** Exercise directions **
Collect all the lines that mention the word "subtitle".

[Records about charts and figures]
★ ★ ★ ★ ★ ★ ★
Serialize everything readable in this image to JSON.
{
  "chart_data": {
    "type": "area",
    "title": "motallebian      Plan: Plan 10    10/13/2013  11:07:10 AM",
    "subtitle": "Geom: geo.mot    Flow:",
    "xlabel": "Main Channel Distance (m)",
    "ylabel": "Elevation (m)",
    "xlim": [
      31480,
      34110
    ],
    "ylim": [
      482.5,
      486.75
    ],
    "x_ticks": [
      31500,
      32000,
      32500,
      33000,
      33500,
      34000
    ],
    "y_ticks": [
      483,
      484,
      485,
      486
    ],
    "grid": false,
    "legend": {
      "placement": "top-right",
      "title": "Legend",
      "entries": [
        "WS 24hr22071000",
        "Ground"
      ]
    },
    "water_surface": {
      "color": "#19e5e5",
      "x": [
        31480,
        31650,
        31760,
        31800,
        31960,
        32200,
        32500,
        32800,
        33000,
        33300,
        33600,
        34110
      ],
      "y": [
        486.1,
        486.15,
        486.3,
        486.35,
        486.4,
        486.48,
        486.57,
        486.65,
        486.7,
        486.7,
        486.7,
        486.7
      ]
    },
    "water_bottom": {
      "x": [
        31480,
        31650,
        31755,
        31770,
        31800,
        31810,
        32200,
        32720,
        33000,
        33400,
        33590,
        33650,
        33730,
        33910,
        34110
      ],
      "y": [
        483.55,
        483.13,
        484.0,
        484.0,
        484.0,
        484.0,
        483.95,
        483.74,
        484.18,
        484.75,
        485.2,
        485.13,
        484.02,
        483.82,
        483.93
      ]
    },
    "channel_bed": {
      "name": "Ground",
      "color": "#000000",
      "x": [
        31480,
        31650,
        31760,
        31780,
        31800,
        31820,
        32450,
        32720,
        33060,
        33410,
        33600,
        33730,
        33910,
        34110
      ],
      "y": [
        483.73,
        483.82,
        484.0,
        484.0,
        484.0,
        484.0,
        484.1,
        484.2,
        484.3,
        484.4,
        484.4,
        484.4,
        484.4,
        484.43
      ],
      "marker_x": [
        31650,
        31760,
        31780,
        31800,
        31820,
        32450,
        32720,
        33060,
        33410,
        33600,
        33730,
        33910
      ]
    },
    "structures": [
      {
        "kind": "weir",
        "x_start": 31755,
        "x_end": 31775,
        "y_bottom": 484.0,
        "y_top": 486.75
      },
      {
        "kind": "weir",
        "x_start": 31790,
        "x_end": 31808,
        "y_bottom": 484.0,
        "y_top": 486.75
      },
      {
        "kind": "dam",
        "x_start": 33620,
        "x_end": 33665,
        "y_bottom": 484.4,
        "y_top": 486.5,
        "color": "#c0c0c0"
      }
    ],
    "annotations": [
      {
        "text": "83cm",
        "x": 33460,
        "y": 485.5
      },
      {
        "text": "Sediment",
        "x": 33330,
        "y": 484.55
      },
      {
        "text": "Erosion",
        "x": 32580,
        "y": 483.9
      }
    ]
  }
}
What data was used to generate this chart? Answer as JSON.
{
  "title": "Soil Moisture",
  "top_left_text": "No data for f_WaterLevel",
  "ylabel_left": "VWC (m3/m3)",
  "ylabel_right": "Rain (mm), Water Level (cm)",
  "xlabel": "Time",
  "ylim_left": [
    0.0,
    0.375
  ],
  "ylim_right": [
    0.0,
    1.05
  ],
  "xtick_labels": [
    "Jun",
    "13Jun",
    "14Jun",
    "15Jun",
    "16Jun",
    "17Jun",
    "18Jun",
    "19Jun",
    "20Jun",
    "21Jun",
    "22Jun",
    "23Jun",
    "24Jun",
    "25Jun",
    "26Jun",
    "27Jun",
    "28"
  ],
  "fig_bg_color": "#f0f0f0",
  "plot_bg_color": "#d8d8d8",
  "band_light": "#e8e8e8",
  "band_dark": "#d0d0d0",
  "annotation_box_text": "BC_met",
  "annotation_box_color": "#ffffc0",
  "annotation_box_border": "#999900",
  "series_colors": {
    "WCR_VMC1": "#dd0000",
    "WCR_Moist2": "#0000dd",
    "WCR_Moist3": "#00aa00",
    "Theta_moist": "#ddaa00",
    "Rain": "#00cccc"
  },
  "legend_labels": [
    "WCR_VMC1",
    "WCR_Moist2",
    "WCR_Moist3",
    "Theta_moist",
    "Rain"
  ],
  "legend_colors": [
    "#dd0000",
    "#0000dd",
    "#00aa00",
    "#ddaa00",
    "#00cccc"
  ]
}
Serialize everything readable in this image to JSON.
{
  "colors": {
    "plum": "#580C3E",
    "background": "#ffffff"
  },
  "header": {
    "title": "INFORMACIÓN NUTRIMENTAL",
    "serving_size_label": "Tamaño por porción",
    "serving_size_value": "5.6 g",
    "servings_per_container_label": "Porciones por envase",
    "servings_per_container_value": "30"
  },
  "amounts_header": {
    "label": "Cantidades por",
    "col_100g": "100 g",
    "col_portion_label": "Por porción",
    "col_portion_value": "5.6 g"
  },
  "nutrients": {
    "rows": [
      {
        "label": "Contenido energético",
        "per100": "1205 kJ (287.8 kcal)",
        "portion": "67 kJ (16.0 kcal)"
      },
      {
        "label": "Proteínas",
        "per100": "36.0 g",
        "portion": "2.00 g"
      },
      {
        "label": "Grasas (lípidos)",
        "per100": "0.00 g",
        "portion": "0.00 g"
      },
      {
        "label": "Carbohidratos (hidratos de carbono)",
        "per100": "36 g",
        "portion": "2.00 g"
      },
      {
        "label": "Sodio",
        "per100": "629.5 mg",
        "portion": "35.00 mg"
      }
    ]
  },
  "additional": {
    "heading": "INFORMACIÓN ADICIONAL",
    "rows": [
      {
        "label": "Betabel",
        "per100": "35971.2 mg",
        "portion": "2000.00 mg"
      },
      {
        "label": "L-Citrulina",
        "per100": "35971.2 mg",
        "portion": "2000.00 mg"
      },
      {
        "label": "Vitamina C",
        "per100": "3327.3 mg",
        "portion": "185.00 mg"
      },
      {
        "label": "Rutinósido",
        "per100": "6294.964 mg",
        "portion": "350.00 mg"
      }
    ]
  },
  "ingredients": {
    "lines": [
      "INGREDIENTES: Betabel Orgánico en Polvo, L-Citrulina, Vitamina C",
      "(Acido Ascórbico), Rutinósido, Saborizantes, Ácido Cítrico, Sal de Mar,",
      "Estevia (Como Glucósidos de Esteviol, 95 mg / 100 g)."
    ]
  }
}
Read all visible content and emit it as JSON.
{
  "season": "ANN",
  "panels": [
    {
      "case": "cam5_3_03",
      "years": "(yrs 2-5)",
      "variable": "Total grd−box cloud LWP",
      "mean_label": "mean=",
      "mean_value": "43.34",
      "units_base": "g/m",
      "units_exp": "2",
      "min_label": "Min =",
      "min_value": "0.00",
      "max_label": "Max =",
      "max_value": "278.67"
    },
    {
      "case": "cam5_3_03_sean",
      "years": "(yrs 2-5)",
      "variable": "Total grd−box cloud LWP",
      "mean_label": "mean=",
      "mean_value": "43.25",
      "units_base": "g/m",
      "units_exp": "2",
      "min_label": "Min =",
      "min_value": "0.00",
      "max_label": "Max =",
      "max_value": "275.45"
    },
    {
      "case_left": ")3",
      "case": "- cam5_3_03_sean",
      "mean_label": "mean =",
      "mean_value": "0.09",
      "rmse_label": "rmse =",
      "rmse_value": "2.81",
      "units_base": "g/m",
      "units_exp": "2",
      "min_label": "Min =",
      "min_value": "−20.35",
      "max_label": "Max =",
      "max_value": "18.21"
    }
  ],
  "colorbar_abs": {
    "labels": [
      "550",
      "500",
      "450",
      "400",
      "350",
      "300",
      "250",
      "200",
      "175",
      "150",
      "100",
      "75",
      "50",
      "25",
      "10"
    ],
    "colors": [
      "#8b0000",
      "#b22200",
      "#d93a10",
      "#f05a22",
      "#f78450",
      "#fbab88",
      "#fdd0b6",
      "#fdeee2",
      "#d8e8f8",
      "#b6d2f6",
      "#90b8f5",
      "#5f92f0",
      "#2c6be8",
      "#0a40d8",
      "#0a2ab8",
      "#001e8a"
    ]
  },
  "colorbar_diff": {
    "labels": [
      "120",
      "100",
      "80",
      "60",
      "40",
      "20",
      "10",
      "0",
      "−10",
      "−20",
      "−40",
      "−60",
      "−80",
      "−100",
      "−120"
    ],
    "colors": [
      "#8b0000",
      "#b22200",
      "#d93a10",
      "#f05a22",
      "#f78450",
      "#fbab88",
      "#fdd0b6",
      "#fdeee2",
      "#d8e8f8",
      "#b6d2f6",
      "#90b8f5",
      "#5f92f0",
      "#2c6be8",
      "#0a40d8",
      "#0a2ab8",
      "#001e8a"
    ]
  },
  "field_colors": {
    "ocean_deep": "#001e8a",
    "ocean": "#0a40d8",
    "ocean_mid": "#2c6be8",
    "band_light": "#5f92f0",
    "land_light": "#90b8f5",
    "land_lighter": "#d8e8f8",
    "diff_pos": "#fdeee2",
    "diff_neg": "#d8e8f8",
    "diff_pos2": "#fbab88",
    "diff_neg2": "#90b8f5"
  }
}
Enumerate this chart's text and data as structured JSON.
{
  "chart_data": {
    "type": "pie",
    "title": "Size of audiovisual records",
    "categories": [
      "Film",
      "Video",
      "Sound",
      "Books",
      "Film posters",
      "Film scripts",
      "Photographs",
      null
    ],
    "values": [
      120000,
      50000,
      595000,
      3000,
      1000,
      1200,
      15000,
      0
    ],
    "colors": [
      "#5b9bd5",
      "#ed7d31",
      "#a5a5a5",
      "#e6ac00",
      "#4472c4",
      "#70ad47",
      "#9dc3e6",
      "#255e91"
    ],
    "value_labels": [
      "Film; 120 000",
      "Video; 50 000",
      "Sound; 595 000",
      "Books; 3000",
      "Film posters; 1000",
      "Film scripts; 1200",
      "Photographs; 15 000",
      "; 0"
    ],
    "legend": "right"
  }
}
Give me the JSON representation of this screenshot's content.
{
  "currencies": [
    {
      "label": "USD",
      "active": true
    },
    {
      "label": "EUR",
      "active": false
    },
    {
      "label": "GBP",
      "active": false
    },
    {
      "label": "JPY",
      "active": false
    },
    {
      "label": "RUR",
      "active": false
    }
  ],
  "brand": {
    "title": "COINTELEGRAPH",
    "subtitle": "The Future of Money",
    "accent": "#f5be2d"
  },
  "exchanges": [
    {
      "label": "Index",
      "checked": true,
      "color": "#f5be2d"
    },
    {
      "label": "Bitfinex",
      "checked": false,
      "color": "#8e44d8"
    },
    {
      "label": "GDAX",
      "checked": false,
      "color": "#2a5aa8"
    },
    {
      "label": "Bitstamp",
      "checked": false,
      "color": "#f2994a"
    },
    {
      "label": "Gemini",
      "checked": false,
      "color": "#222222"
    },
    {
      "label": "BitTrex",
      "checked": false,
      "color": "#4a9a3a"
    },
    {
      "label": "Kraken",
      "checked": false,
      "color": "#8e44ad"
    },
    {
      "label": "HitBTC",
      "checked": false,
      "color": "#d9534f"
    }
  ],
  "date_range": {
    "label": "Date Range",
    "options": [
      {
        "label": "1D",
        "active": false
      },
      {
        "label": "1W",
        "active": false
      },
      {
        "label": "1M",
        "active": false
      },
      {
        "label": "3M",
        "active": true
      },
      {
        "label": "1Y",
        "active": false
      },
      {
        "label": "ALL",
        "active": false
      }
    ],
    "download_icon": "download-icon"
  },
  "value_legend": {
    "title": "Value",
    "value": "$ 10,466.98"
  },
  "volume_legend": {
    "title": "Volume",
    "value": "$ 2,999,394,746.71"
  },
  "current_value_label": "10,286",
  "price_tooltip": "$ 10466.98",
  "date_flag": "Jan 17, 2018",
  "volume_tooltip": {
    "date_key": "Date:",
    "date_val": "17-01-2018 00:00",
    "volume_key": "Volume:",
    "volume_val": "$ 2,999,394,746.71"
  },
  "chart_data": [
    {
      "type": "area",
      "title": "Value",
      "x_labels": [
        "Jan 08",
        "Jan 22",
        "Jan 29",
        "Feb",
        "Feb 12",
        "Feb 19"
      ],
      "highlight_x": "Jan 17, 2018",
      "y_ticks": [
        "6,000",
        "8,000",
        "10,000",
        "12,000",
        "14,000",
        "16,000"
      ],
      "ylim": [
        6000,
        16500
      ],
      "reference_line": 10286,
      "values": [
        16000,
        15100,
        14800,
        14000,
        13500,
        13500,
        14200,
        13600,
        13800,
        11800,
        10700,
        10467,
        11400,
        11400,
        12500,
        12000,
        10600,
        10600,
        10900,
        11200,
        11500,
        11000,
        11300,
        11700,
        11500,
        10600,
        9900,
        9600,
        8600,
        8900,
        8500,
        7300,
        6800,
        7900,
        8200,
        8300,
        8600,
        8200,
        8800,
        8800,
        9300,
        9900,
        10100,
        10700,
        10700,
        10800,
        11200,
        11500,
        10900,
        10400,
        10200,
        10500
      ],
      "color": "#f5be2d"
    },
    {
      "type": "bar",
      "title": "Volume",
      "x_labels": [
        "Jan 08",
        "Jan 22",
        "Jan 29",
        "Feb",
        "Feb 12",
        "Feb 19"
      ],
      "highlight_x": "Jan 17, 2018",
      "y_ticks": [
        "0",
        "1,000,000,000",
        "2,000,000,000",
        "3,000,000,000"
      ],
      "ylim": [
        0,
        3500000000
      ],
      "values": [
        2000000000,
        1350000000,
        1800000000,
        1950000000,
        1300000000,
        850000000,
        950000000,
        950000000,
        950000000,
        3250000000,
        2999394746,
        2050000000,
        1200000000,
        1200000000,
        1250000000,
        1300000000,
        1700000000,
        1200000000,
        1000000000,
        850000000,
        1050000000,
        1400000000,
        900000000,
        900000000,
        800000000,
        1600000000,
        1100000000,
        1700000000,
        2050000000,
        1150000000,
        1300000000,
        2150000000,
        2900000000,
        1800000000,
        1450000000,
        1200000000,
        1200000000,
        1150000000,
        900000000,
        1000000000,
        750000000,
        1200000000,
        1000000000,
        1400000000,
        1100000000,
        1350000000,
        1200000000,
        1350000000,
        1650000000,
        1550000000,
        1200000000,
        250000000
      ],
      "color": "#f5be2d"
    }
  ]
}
★ ★ ★ ★ ★ ★ ★
** Reply to the exercise **
    "subtitle": "Geom: geo.mot    Flow:",
    "subtitle": "The Future of Money",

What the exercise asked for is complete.